(STATED PROBLEM) Can you write out all of the material below, word for word?

(DATA SUPPLIED)
+ + + +

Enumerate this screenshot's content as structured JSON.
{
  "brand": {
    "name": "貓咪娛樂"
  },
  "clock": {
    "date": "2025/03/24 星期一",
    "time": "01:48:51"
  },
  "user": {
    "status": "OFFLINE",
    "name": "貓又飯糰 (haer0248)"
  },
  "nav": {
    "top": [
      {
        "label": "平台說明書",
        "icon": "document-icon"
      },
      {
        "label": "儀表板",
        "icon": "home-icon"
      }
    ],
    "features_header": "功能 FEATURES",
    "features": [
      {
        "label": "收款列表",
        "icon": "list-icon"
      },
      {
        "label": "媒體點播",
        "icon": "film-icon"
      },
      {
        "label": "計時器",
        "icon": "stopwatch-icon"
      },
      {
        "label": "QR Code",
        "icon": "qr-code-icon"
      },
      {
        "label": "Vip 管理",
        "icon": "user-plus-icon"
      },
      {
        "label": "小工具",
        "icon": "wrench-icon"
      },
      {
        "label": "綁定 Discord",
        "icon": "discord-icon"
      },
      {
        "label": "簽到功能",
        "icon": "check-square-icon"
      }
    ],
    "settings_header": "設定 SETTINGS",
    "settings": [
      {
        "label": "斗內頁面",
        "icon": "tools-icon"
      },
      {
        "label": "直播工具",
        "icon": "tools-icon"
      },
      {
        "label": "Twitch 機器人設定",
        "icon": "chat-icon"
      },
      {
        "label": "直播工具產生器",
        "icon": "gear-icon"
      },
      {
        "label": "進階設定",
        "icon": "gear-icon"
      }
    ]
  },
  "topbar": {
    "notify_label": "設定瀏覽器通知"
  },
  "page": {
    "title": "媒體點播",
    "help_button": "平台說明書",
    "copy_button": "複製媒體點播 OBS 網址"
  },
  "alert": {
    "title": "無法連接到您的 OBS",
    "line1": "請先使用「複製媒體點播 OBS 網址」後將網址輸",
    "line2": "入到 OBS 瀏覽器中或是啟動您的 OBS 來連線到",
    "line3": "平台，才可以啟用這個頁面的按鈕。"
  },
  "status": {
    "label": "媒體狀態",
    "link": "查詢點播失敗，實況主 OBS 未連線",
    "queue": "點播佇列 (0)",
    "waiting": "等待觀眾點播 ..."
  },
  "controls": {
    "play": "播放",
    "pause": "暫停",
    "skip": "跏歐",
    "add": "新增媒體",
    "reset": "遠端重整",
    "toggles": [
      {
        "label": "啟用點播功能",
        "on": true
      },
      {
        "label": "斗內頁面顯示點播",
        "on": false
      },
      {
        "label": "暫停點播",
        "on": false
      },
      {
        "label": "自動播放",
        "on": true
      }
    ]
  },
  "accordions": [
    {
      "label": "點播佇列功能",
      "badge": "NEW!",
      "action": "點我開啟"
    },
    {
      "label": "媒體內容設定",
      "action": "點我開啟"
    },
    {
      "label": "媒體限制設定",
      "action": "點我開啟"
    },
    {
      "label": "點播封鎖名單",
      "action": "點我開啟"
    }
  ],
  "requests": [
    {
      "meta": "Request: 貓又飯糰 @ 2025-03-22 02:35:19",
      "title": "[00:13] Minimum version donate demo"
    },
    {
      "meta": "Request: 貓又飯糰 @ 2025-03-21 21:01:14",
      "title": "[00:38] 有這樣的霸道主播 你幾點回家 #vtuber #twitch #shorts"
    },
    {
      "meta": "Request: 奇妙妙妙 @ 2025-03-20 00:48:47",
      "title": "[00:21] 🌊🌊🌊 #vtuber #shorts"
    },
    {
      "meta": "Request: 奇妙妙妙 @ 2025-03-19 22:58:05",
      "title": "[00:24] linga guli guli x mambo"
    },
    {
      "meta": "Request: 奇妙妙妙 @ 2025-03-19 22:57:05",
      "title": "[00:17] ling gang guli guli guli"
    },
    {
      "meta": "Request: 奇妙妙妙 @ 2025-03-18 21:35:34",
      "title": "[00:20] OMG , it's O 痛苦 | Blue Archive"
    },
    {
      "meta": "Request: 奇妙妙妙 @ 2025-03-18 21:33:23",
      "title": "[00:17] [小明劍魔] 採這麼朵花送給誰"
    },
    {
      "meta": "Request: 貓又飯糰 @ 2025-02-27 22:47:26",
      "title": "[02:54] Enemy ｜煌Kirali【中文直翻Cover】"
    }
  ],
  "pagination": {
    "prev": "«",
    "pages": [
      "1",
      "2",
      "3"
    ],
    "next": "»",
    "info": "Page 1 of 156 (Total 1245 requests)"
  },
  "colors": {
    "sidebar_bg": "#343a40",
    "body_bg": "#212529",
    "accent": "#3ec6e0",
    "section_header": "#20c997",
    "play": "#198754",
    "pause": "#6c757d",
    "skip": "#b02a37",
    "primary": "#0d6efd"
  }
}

+ + + +

(TASK OUTPUT)
Enumerate this screenshot's content as structured JSON.
{
  "brand": {
    "name": "貓咪娛樂"
  },
  "clock": {
    "date": "2025/03/24 星期一",
    "time": "01:48:51"
  },
  "user": {
    "status": "OFFLINE",
    "name": "貓又飯糰 (haer0248)"
  },
  "nav": {
    "top": [
      {
        "label": "平台說明書",
        "icon": "document-icon"
      },
      {
        "label": "儀表板",
        "icon": "home-icon"
      }
    ],
    "features_header": "功能 FEATURES",
    "features": [
      {
        "label": "收款列表",
        "icon": "list-icon"
      },
      {
        "label": "媒體點播",
        "icon": "film-icon"
      },
      {
        "label": "計時器",
        "icon": "stopwatch-icon"
      },
      {
        "label": "QR Code",
        "icon": "qr-code-icon"
      },
      {
        "label": "Vip 管理",
        "icon": "user-plus-icon"
      },
      {
        "label": "小工具",
        "icon": "wrench-icon"
      },
      {
        "label": "綁定 Discord",
        "icon": "discord-icon"
      },
      {
        "label": "簽到功能",
        "icon": "check-square-icon"
      }
    ],
    "settings_header": "設定 SETTINGS",
    "settings": [
      {
        "label": "斗內頁面",
        "icon": "tools-icon"
      },
      {
        "label": "直播工具",
        "icon": "tools-icon"
      },
      {
        "label": "Twitch 機器人設定",
        "icon": "chat-icon"
      },
      {
        "label": "直播工具產生器",
        "icon": "gear-icon"
      },
      {
        "label": "進階設定",
        "icon": "gear-icon"
      }
    ]
  },
  "topbar": {
    "notify_label": "設定瀏覽器通知"
  },
  "page": {
    "title": "媒體點播",
    "help_button": "平台說明書",
    "copy_button": "複製媒體點播 OBS 網址"
  },
  "alert": {
    "title": "無法連接到您的 OBS",
    "line1": "請先使用「複製媒體點播 OBS 網址」後將網址輸",
    "line2": "入到 OBS 瀏覽器中或是啟動您的 OBS 來連線到",
    "line3": "平台，才可以啟用這個頁面的按鈕。"
  },
  "status": {
    "label": "媒體狀態",
    "link": "查詢點播失敗，實況主 OBS 未連線",
    "queue": "點播佇列 (0)",
    "waiting": "等待觀眾點播 ..."
  },
  "controls": {
    "play": "播放",
    "pause": "暫停",
    "skip": "跏歐",
    "add": "新增媒體",
    "reset": "遠端重整",
    "toggles": [
      {
        "label": "啟用點播功能",
        "on": true
      },
      {
        "label": "斗內頁面顯示點播",
        "on": false
      },
      {
        "label": "暫停點播",
        "on": false
      },
      {
        "label": "自動播放",
        "on": true
      }
    ]
  },
  "accordions": [
    {
      "label": "點播佇列功能",
      "badge": "NEW!",
      "action": "點我開啟"
    },
    {
      "label": "媒體內容設定",
      "action": "點我開啟"
    },
    {
      "label": "媒體限制設定",
      "action": "點我開啟"
    },
    {
      "label": "點播封鎖名單",
      "action": "點我開啟"
    }
  ],
  "requests": [
    {
      "meta": "Request: 貓又飯糰 @ 2025-03-22 02:35:19",
      "title": "[00:13] Minimum version donate demo"
    },
    {
      "meta": "Request: 貓又飯糰 @ 2025-03-21 21:01:14",
      "title": "[00:38] 有這樣的霸道主播 你幾點回家 #vtuber #twitch #shorts"
    },
    {
      "meta": "Request: 奇妙妙妙 @ 2025-03-20 00:48:47",
      "title": "[00:21] 🌊🌊🌊 #vtuber #shorts"
    },
    {
      "meta": "Request: 奇妙妙妙 @ 2025-03-19 22:58:05",
      "title": "[00:24] linga guli guli x mambo"
    },
    {
      "meta": "Request: 奇妙妙妙 @ 2025-03-19 22:57:05",
      "title": "[00:17] ling gang guli guli guli"
    },
    {
      "meta": "Request: 奇妙妙妙 @ 2025-03-18 21:35:34",
      "title": "[00:20] OMG , it's O 痛苦 | Blue Archive"
    },
    {
      "meta": "Request: 奇妙妙妙 @ 2025-03-18 21:33:23",
      "title": "[00:17] [小明劍魔] 採這麼朵花送給誰"
    },
    {
      "meta": "Request: 貓又飯糰 @ 2025-02-27 22:47:26",
      "title": "[02:54] Enemy ｜煌Kirali【中文直翻Cover】"
    }
  ],
  "pagination": {
    "prev": "«",
    "pages": [
      "1",
      "2",
      "3"
    ],
    "next": "»",
    "info": "Page 1 of 156 (Total 1245 requests)"
  },
  "colors": {
    "sidebar_bg": "#343a40",
    "body_bg": "#212529",
    "accent": "#3ec6e0",
    "section_header": "#20c997",
    "play": "#198754",
    "pause": "#6c757d",
    "skip": "#b02a37",
    "primary": "#0d6efd"
  }
}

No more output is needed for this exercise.